▶ _AVAILABLE DATA_:
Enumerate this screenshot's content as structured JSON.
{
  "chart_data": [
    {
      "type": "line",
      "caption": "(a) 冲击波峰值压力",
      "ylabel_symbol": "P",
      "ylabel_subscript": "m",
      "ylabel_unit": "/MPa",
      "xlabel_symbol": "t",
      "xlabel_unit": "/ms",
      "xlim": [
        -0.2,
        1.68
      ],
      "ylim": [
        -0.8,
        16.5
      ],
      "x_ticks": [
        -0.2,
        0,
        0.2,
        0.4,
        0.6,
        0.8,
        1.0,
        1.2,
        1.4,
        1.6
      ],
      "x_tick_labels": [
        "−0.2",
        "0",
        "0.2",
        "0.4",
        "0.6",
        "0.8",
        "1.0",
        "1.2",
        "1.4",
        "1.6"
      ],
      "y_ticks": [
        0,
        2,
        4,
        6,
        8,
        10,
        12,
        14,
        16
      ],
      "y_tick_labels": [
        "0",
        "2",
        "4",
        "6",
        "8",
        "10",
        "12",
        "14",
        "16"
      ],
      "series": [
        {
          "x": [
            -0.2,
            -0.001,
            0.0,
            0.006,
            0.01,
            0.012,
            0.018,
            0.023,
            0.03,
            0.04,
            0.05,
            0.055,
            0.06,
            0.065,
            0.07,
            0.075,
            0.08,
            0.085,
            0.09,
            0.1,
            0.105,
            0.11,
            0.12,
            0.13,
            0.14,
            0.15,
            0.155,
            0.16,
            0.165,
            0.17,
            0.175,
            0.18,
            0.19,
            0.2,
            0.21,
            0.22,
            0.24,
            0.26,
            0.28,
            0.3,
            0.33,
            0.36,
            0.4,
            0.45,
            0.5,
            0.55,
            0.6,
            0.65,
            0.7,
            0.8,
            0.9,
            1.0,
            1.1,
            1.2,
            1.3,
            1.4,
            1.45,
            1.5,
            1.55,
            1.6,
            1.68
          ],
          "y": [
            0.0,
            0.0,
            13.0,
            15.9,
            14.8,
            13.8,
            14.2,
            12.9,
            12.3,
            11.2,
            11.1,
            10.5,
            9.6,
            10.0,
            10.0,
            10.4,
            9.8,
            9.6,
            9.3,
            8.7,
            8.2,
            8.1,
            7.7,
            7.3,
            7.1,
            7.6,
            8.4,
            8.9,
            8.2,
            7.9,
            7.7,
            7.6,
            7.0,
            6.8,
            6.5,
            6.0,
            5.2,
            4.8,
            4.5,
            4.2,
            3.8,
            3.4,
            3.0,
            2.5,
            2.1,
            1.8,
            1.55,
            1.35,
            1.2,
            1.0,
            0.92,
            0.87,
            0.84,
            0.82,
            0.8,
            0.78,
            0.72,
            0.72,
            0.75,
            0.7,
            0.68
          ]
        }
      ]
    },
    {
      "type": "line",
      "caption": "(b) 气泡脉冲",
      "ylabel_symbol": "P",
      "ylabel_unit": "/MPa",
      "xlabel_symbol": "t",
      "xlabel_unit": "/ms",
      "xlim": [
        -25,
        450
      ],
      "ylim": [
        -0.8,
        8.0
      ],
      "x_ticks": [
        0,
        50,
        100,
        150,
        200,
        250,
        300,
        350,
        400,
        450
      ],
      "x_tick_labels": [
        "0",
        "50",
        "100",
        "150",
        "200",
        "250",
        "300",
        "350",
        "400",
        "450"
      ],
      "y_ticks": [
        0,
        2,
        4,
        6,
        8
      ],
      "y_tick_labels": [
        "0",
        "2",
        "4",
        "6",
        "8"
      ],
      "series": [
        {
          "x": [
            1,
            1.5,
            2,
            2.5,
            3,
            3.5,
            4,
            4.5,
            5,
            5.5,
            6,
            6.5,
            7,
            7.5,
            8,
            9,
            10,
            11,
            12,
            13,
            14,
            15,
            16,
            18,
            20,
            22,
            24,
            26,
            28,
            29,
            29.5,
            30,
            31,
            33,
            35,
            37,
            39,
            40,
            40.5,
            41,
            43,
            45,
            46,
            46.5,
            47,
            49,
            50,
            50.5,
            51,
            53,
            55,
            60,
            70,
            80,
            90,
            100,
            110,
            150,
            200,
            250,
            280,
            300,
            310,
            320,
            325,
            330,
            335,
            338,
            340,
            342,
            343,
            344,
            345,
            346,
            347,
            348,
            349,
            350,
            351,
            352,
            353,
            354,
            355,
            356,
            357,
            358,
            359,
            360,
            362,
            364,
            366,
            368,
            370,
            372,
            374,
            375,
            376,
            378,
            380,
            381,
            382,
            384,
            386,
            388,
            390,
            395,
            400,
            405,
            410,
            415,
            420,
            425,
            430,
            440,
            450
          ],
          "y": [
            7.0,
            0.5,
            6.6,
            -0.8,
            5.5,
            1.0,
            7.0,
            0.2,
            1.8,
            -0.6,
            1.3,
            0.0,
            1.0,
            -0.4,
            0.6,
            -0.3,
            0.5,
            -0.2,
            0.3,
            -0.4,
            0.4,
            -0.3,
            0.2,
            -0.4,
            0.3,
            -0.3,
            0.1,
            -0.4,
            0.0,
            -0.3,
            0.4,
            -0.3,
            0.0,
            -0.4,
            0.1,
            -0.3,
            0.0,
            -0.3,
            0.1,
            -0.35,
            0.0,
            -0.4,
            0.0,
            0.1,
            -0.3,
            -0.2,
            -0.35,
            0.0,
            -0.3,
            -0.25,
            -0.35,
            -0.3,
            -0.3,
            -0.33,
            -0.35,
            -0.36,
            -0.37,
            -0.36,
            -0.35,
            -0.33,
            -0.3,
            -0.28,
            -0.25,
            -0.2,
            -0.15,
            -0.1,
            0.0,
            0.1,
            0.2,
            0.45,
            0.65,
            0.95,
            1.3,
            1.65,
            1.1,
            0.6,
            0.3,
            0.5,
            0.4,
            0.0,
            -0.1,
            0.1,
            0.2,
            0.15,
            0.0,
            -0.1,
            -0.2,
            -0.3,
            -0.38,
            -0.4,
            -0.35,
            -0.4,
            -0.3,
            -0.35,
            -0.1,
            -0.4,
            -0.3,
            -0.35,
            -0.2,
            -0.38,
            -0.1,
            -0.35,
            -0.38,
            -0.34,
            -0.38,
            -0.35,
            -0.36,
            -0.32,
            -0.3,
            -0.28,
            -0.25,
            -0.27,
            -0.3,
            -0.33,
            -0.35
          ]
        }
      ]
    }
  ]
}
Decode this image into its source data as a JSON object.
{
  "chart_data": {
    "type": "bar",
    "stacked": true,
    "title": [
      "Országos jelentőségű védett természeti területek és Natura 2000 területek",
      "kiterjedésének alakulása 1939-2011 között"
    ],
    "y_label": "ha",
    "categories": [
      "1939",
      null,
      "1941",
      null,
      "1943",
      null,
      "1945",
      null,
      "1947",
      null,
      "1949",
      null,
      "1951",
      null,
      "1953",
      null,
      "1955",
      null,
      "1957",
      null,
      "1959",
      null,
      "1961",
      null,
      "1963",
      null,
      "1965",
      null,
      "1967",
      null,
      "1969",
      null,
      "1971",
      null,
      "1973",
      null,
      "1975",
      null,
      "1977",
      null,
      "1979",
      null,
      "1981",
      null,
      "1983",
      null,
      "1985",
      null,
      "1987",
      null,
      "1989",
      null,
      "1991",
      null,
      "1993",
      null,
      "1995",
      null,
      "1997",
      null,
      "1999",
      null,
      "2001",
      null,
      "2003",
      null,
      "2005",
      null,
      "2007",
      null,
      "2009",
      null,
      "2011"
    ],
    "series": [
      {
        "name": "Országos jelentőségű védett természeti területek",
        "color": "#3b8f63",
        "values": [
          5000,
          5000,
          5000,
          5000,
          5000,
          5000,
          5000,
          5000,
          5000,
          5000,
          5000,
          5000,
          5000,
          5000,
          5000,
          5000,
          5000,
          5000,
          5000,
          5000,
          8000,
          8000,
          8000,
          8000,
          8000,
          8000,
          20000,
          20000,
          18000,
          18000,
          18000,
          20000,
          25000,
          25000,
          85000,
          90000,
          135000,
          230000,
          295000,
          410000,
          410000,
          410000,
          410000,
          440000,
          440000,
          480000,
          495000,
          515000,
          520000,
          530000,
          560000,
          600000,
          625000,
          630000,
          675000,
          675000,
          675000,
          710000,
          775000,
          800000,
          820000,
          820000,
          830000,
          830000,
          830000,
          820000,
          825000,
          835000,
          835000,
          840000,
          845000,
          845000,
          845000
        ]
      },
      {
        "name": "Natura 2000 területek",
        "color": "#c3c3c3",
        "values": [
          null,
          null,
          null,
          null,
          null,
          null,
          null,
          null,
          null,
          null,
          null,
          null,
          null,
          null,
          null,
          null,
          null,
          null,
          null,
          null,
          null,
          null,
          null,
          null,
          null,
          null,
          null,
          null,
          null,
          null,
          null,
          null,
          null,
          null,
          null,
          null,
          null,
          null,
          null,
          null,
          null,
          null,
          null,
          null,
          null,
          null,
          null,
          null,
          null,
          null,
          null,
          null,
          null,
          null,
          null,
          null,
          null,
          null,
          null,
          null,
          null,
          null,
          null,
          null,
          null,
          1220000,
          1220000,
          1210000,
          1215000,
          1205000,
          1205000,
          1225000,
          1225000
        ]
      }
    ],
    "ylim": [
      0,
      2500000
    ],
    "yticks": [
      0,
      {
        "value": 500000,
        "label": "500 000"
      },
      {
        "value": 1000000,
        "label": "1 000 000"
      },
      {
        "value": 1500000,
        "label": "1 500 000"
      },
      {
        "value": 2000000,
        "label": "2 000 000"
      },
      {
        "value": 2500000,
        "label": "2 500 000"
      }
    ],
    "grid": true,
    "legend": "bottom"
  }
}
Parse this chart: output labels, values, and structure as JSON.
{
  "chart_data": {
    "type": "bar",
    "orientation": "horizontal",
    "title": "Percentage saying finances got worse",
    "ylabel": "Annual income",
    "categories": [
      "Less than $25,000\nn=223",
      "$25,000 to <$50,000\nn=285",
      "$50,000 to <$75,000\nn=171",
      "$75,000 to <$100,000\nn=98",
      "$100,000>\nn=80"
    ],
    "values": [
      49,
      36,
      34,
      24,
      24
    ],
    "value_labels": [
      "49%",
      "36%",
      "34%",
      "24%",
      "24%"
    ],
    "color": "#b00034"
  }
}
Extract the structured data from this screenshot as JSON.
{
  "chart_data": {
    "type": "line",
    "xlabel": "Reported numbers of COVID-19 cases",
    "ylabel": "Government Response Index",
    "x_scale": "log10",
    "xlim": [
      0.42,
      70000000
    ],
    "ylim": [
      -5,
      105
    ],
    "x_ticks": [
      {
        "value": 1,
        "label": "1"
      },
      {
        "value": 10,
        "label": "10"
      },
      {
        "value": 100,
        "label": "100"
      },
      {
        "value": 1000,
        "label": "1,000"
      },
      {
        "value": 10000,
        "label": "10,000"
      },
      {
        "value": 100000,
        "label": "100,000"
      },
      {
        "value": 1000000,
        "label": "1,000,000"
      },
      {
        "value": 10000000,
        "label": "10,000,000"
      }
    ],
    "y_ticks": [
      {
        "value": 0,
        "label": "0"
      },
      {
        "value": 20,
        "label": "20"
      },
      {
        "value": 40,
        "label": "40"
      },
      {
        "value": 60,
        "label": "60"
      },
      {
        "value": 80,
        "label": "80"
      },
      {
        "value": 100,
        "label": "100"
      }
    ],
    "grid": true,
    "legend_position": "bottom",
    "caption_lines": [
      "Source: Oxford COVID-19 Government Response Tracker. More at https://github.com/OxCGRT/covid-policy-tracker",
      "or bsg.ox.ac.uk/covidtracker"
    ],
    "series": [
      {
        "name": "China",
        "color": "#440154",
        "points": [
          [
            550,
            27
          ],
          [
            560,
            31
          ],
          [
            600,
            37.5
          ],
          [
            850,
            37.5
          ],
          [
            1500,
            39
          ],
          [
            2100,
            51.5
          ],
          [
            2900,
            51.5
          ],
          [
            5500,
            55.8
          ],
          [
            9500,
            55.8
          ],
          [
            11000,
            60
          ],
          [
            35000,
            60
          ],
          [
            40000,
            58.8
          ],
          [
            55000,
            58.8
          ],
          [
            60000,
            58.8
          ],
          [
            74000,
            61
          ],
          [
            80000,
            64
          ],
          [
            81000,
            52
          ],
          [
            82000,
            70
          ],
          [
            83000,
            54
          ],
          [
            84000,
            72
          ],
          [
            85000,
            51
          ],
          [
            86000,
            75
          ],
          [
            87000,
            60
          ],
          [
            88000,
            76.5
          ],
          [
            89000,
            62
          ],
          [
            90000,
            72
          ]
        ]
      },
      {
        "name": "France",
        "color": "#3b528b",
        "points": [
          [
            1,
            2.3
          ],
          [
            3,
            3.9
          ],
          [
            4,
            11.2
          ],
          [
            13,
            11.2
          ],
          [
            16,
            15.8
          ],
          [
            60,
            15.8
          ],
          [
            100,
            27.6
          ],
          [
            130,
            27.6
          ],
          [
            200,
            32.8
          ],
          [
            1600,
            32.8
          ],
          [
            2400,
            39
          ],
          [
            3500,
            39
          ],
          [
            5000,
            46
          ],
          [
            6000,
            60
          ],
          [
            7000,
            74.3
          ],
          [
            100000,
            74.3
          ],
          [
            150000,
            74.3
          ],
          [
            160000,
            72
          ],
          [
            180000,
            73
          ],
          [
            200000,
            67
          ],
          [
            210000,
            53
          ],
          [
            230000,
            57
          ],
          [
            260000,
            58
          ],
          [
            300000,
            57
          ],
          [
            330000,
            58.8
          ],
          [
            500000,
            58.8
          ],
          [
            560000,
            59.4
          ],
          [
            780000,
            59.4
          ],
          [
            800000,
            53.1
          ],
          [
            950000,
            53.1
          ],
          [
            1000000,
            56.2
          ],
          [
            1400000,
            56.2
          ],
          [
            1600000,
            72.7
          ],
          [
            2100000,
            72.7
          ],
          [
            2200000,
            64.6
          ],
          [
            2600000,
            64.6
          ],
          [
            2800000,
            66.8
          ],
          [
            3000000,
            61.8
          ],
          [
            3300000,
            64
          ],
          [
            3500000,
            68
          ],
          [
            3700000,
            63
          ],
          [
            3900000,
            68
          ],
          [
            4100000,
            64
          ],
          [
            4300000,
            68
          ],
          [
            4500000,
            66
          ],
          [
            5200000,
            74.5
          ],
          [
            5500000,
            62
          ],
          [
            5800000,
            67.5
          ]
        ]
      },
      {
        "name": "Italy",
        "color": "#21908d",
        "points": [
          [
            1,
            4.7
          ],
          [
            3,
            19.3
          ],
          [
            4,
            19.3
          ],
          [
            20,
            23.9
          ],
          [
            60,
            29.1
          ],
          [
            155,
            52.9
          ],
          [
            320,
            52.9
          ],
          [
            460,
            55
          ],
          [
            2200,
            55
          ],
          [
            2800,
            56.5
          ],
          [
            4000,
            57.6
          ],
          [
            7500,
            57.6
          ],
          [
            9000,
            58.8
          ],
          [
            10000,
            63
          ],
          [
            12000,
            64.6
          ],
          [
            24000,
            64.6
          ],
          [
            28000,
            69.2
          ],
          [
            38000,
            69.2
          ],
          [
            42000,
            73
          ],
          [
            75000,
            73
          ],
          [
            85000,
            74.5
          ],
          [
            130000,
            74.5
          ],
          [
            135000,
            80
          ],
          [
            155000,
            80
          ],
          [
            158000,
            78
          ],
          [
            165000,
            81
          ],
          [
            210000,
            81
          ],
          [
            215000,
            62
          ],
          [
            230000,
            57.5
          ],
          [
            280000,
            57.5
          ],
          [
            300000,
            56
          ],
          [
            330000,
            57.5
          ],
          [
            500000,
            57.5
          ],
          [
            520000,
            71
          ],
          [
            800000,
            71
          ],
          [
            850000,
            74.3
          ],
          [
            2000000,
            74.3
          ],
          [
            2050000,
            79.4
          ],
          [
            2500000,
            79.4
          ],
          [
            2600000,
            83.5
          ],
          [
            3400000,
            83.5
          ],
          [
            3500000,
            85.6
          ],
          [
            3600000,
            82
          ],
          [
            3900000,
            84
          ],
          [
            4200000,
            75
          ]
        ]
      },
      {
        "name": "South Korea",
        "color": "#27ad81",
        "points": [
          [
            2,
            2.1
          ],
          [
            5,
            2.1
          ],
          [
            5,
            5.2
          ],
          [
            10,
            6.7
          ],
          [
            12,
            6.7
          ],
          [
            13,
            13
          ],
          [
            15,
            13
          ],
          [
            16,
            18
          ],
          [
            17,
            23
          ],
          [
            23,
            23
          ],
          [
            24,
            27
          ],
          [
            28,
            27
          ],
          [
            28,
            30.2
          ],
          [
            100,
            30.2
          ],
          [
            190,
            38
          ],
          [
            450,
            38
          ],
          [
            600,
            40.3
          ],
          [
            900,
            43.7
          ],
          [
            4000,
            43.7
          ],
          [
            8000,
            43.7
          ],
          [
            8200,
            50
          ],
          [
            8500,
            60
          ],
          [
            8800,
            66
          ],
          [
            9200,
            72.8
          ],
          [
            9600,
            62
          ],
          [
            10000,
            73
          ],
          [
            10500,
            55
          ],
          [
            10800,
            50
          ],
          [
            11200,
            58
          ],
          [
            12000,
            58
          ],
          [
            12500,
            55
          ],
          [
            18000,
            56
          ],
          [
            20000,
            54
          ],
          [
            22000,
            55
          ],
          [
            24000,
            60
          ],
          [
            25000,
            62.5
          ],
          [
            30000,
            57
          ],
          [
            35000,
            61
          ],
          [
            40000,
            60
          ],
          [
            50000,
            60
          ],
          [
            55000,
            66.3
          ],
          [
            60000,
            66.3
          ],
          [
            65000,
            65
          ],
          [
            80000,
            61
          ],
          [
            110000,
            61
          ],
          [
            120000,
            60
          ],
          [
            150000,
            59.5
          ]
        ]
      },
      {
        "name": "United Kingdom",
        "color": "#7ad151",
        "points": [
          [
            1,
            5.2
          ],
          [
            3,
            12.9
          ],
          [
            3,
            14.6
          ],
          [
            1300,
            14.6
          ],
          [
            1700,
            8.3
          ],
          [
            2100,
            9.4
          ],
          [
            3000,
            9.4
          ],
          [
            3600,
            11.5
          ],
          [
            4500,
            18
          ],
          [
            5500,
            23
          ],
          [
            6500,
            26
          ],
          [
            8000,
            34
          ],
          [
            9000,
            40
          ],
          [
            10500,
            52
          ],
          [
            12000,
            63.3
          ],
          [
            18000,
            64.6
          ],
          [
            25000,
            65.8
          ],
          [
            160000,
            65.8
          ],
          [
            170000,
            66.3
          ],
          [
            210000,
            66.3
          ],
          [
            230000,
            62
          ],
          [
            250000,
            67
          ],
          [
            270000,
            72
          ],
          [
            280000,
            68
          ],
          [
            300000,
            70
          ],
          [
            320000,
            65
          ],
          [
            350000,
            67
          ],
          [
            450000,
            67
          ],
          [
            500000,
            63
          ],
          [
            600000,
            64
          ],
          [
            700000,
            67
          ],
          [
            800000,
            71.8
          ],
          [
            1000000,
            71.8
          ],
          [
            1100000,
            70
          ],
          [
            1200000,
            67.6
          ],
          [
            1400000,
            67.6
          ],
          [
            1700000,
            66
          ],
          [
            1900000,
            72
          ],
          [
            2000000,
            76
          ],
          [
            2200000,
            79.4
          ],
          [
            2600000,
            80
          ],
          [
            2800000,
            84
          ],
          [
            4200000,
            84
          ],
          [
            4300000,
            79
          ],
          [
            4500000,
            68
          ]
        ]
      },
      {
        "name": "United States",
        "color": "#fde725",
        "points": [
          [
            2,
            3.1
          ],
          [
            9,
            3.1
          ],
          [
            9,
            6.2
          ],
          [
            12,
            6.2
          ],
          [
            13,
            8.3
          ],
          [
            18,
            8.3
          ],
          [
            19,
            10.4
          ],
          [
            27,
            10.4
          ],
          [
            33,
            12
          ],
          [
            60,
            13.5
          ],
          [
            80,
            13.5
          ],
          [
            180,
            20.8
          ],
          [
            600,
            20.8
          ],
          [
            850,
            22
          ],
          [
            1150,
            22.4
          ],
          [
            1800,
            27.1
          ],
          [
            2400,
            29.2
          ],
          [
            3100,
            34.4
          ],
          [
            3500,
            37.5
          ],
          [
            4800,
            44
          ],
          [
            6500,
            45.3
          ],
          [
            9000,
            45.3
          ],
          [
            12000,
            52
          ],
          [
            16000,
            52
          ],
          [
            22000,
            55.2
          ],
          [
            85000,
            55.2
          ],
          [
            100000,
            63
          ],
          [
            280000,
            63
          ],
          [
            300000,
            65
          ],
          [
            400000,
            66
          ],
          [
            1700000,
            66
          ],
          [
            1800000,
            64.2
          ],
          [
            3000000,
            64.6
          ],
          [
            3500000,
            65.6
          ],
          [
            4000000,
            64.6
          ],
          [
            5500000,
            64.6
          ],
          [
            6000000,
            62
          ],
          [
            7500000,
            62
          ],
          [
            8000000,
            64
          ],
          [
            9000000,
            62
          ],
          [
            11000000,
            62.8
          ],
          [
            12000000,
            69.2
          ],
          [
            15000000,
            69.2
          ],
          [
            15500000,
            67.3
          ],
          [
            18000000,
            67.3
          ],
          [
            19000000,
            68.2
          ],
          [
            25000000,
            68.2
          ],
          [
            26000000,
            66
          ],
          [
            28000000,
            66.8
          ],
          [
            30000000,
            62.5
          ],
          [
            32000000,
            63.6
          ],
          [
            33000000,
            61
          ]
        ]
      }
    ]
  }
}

▶ _WHAT TO WORK ON_:
Determine how many lines in the listing above hold the word "color", answering with the number only.

▶ _CORRECT OUTPUT_:
9